Task to carry out:
Copy out each of the following lines word for word, with no changes.

Given information:
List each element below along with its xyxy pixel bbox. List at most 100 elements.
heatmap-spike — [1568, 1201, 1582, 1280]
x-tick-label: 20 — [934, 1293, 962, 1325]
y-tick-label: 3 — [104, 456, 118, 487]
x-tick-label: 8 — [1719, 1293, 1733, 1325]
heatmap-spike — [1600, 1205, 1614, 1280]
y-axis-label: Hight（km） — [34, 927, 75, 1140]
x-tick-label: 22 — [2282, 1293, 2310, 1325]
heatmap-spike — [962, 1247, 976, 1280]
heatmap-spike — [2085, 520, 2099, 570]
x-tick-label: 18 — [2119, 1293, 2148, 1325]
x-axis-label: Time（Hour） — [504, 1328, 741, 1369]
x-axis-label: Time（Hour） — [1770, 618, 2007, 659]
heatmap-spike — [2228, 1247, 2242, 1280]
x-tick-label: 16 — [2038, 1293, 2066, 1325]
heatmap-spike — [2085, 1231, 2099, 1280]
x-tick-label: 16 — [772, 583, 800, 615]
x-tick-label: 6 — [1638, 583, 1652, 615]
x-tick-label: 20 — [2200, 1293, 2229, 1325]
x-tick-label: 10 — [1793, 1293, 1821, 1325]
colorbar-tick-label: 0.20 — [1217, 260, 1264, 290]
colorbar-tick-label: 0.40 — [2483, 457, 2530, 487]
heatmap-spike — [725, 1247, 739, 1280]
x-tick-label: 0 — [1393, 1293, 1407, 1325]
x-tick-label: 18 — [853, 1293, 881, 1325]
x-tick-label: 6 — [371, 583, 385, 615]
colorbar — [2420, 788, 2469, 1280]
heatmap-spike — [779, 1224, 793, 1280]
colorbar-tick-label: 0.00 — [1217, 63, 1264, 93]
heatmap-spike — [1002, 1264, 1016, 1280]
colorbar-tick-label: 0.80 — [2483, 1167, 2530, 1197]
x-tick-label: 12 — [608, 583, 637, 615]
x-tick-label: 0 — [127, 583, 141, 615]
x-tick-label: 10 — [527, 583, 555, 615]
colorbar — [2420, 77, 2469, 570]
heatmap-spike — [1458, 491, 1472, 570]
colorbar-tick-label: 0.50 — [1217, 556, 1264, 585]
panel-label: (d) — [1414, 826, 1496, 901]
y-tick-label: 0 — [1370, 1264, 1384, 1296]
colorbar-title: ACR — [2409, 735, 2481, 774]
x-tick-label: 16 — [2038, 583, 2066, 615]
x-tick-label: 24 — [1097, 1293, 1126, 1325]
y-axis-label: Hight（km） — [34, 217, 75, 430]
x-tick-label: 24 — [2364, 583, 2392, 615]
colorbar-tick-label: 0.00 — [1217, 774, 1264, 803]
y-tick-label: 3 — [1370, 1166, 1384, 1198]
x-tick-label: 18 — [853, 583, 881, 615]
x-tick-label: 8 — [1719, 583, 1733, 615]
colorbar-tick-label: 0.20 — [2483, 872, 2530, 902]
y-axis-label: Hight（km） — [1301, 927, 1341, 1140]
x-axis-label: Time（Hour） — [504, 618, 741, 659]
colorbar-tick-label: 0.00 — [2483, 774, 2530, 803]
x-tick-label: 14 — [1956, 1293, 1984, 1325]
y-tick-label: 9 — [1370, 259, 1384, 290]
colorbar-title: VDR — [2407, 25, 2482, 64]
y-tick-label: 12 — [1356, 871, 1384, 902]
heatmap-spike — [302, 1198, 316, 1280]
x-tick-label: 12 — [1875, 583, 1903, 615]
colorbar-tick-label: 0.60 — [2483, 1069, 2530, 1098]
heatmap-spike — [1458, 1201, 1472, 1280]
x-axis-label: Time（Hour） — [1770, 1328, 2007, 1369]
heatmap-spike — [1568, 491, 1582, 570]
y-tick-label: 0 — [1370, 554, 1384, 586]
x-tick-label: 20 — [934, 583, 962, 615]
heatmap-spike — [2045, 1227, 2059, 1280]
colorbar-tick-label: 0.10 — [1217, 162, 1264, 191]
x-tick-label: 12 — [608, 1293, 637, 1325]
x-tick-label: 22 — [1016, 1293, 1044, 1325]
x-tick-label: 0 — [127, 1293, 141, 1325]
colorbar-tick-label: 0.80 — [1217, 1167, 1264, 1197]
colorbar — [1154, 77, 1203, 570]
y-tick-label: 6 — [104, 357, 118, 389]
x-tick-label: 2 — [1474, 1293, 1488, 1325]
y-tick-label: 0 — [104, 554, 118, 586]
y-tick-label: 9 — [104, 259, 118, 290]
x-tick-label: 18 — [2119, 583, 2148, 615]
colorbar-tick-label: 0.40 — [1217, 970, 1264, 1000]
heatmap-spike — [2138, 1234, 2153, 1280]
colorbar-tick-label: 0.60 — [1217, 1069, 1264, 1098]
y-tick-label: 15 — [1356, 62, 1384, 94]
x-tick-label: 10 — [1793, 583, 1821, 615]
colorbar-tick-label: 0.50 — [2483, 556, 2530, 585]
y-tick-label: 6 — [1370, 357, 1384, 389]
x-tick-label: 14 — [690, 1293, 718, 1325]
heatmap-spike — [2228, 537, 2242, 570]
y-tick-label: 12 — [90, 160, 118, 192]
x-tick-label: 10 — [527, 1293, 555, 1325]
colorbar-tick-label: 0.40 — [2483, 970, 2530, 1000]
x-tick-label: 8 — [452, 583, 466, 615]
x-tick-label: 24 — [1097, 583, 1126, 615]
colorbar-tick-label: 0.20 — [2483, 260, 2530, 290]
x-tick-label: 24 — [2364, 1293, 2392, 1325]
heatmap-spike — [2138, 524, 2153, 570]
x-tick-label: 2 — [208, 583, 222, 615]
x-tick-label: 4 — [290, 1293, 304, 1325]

Solution for this task:
List each element below along with its xyxy pixel bbox. List at most 100 elements.
heatmap-spike — [1568, 1201, 1582, 1280]
x-tick-label: 20 — [934, 1293, 962, 1325]
y-tick-label: 3 — [104, 456, 118, 487]
x-tick-label: 8 — [1719, 1293, 1733, 1325]
heatmap-spike — [1600, 1205, 1614, 1280]
y-axis-label: Hight（km） — [34, 927, 75, 1140]
x-tick-label: 22 — [2282, 1293, 2310, 1325]
heatmap-spike — [962, 1247, 976, 1280]
heatmap-spike — [2085, 520, 2099, 570]
x-tick-label: 18 — [2119, 1293, 2148, 1325]
x-axis-label: Time（Hour） — [504, 1328, 741, 1369]
x-axis-label: Time（Hour） — [1770, 618, 2007, 659]
heatmap-spike — [2228, 1247, 2242, 1280]
x-tick-label: 16 — [2038, 1293, 2066, 1325]
heatmap-spike — [2085, 1231, 2099, 1280]
x-tick-label: 16 — [772, 583, 800, 615]
x-tick-label: 6 — [1638, 583, 1652, 615]
x-tick-label: 20 — [2200, 1293, 2229, 1325]
x-tick-label: 10 — [1793, 1293, 1821, 1325]
colorbar-tick-label: 0.20 — [1217, 260, 1264, 290]
colorbar-tick-label: 0.40 — [2483, 457, 2530, 487]
heatmap-spike — [725, 1247, 739, 1280]
x-tick-label: 0 — [1393, 1293, 1407, 1325]
x-tick-label: 18 — [853, 1293, 881, 1325]
x-tick-label: 6 — [371, 583, 385, 615]
colorbar — [2420, 788, 2469, 1280]
heatmap-spike — [779, 1224, 793, 1280]
colorbar-tick-label: 0.00 — [1217, 63, 1264, 93]
heatmap-spike — [1002, 1264, 1016, 1280]
colorbar-tick-label: 0.80 — [2483, 1167, 2530, 1197]
x-tick-label: 12 — [608, 583, 637, 615]
x-tick-label: 0 — [127, 583, 141, 615]
x-tick-label: 10 — [527, 583, 555, 615]
colorbar — [2420, 77, 2469, 570]
heatmap-spike — [1458, 491, 1472, 570]
colorbar-tick-label: 0.50 — [1217, 556, 1264, 585]
panel-label: (d) — [1414, 826, 1496, 901]
y-tick-label: 0 — [1370, 1264, 1384, 1296]
colorbar-title: ACR — [2409, 735, 2481, 774]
x-tick-label: 16 — [2038, 583, 2066, 615]
x-tick-label: 24 — [1097, 1293, 1126, 1325]
y-axis-label: Hight（km） — [34, 217, 75, 430]
x-tick-label: 24 — [2364, 583, 2392, 615]
colorbar-tick-label: 0.00 — [1217, 774, 1264, 803]
y-tick-label: 3 — [1370, 1166, 1384, 1198]
x-tick-label: 18 — [853, 583, 881, 615]
x-tick-label: 8 — [1719, 583, 1733, 615]
colorbar-tick-label: 0.20 — [2483, 872, 2530, 902]
y-axis-label: Hight（km） — [1301, 927, 1341, 1140]
x-axis-label: Time（Hour） — [504, 618, 741, 659]
colorbar-tick-label: 0.00 — [2483, 774, 2530, 803]
x-tick-label: 14 — [1956, 1293, 1984, 1325]
y-tick-label: 9 — [1370, 259, 1384, 290]
colorbar-title: VDR — [2407, 25, 2482, 64]
y-tick-label: 12 — [1356, 871, 1384, 902]
heatmap-spike — [302, 1198, 316, 1280]
x-tick-label: 12 — [1875, 583, 1903, 615]
colorbar-tick-label: 0.60 — [2483, 1069, 2530, 1098]
heatmap-spike — [1458, 1201, 1472, 1280]
x-axis-label: Time（Hour） — [1770, 1328, 2007, 1369]
heatmap-spike — [1568, 491, 1582, 570]
y-tick-label: 0 — [1370, 554, 1384, 586]
x-tick-label: 20 — [934, 583, 962, 615]
heatmap-spike — [2045, 1227, 2059, 1280]
colorbar-tick-label: 0.10 — [1217, 162, 1264, 191]
x-tick-label: 12 — [608, 1293, 637, 1325]
x-tick-label: 22 — [1016, 1293, 1044, 1325]
x-tick-label: 0 — [127, 1293, 141, 1325]
colorbar-tick-label: 0.80 — [1217, 1167, 1264, 1197]
colorbar — [1154, 77, 1203, 570]
y-tick-label: 6 — [104, 357, 118, 389]
x-tick-label: 2 — [1474, 1293, 1488, 1325]
y-tick-label: 0 — [104, 554, 118, 586]
y-tick-label: 9 — [104, 259, 118, 290]
x-tick-label: 18 — [2119, 583, 2148, 615]
colorbar-tick-label: 0.40 — [1217, 970, 1264, 1000]
heatmap-spike — [2138, 1234, 2153, 1280]
colorbar-tick-label: 0.60 — [1217, 1069, 1264, 1098]
y-tick-label: 15 — [1356, 62, 1384, 94]
x-tick-label: 10 — [1793, 583, 1821, 615]
colorbar-tick-label: 0.50 — [2483, 556, 2530, 585]
y-tick-label: 6 — [1370, 357, 1384, 389]
x-tick-label: 14 — [690, 1293, 718, 1325]
heatmap-spike — [2228, 537, 2242, 570]
y-tick-label: 12 — [90, 160, 118, 192]
x-tick-label: 10 — [527, 1293, 555, 1325]
colorbar-tick-label: 0.40 — [2483, 970, 2530, 1000]
x-tick-label: 8 — [452, 583, 466, 615]
x-tick-label: 24 — [1097, 583, 1126, 615]
colorbar-tick-label: 0.20 — [2483, 260, 2530, 290]
x-tick-label: 24 — [2364, 1293, 2392, 1325]
heatmap-spike — [2138, 524, 2153, 570]
x-tick-label: 2 — [208, 583, 222, 615]
x-tick-label: 4 — [290, 1293, 304, 1325]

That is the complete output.